*Saved entries*:
__________
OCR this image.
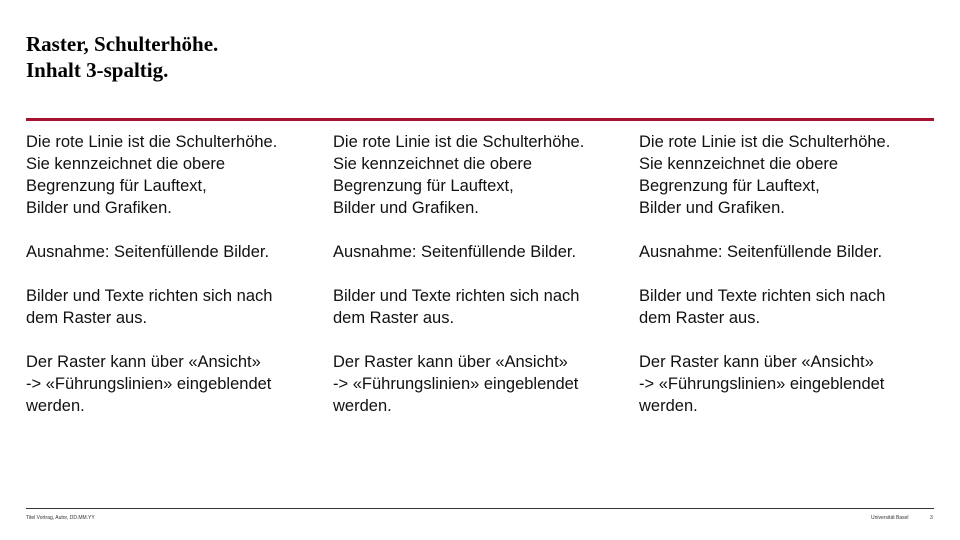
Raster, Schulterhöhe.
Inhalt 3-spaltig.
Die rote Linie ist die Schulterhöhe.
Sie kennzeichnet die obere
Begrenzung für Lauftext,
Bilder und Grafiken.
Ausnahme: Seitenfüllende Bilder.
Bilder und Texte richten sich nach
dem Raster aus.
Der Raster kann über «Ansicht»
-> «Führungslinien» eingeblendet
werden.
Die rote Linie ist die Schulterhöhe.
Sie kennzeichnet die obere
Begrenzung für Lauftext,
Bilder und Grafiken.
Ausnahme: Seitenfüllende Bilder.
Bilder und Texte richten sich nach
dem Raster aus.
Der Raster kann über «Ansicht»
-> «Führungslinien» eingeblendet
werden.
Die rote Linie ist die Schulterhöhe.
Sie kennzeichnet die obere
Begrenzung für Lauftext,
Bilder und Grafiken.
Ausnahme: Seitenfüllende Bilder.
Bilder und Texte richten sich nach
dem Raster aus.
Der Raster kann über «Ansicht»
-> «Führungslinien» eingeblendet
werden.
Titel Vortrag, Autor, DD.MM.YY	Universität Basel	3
__________
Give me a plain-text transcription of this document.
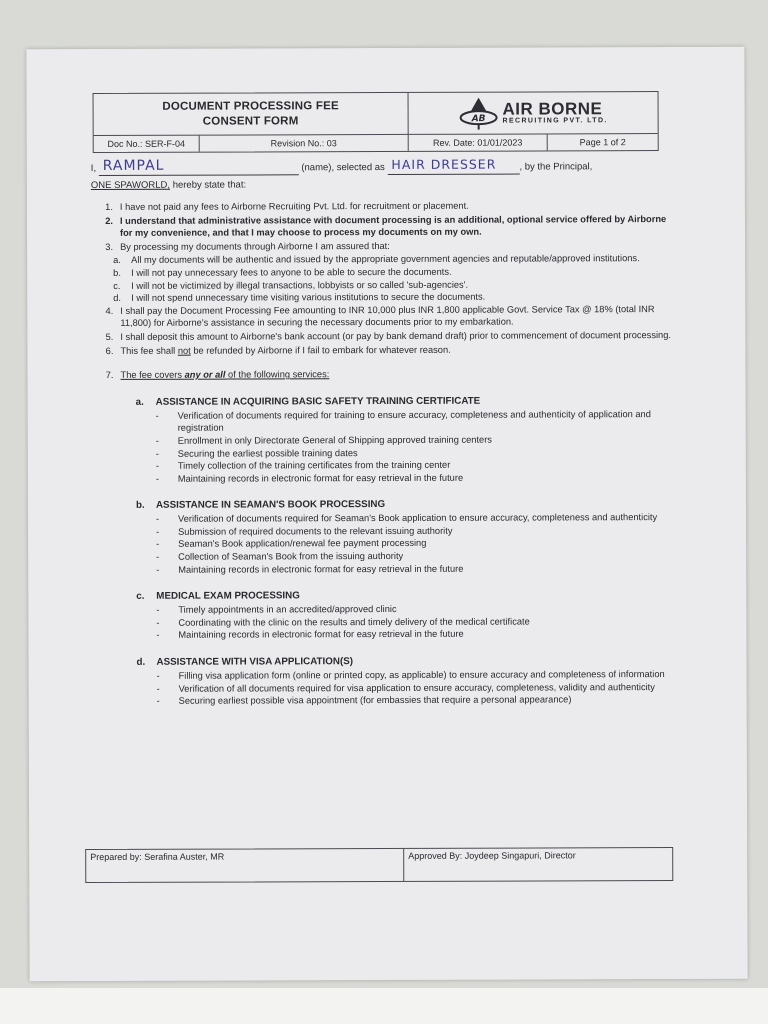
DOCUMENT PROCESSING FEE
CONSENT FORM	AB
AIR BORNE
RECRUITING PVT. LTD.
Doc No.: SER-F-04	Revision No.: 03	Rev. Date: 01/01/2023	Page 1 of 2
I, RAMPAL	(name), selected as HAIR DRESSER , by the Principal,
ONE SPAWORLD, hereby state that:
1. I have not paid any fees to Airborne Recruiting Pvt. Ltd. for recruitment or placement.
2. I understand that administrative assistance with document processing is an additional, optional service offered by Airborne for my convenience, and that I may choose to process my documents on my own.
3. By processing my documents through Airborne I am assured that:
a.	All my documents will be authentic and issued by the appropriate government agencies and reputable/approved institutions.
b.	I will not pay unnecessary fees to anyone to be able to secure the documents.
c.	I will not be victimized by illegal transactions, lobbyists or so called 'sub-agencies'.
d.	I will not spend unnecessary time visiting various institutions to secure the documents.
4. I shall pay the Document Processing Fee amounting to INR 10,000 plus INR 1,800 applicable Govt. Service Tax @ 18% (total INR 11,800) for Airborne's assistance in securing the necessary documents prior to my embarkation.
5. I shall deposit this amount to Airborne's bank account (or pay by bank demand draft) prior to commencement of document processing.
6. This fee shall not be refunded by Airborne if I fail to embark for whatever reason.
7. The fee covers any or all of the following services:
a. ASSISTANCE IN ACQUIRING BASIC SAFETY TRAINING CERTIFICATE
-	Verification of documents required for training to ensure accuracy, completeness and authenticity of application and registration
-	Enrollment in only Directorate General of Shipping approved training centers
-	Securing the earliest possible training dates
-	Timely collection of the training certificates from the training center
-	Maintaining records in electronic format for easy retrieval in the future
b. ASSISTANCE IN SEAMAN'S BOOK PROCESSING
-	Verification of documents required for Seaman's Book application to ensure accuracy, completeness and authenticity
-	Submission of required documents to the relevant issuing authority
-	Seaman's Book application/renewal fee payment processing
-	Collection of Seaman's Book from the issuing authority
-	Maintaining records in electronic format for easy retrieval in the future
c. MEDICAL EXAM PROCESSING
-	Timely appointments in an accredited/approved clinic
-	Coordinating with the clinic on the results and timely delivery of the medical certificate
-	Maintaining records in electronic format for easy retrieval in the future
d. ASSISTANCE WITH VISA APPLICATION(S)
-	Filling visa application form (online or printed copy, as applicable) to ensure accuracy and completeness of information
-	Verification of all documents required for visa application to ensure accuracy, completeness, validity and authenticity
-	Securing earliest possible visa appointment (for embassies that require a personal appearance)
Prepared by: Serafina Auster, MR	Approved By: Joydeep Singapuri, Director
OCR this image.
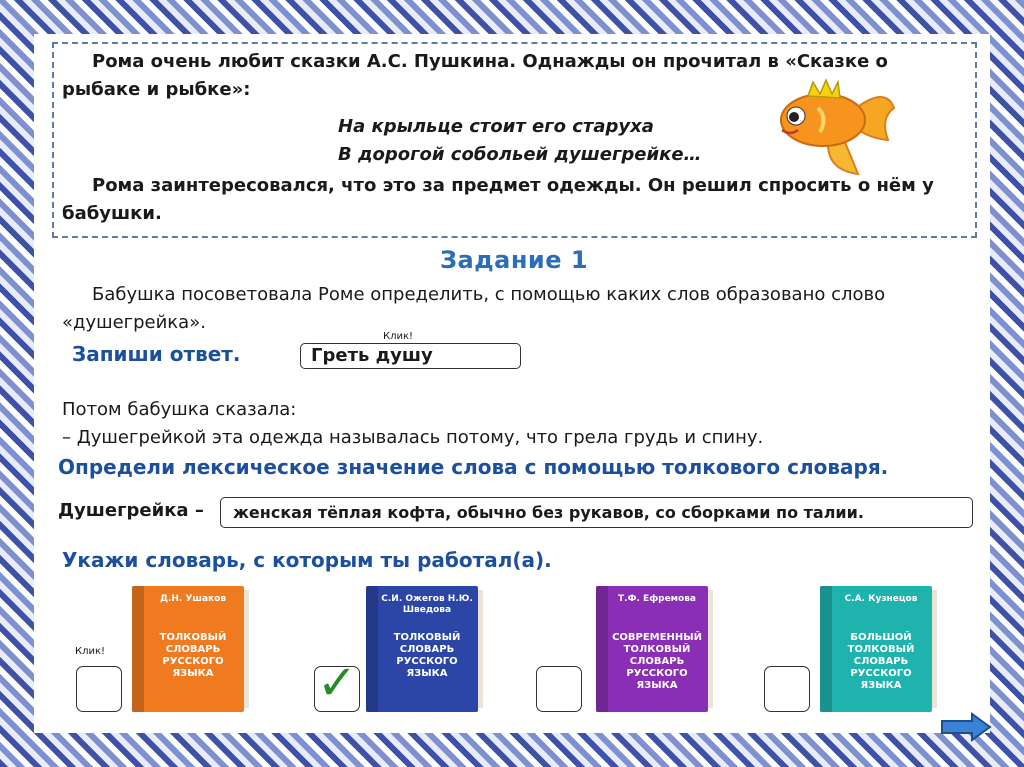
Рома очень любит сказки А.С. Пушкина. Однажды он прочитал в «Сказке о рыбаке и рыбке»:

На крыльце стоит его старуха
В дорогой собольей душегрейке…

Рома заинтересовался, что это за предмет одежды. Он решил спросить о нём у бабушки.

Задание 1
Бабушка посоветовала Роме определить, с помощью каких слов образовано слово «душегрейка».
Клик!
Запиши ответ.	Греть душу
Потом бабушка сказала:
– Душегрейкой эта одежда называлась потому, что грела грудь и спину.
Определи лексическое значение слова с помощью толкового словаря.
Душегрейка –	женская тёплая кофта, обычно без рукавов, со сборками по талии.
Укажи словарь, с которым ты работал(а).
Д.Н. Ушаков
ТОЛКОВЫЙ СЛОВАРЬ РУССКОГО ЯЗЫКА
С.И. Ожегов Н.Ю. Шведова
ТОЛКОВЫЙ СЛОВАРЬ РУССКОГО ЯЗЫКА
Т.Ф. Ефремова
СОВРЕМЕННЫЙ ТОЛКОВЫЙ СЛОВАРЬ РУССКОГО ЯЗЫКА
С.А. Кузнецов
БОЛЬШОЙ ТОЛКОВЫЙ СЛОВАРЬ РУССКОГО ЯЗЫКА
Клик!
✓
__________
*Exercise*: Show the lines that mention the word "institutions".

*Solution for this task*:
a.	All my documents will be authentic and issued by the appropriate government agencies and reputable/approved institutions.
d.	I will not spend unnecessary time visiting various institutions to secure the documents.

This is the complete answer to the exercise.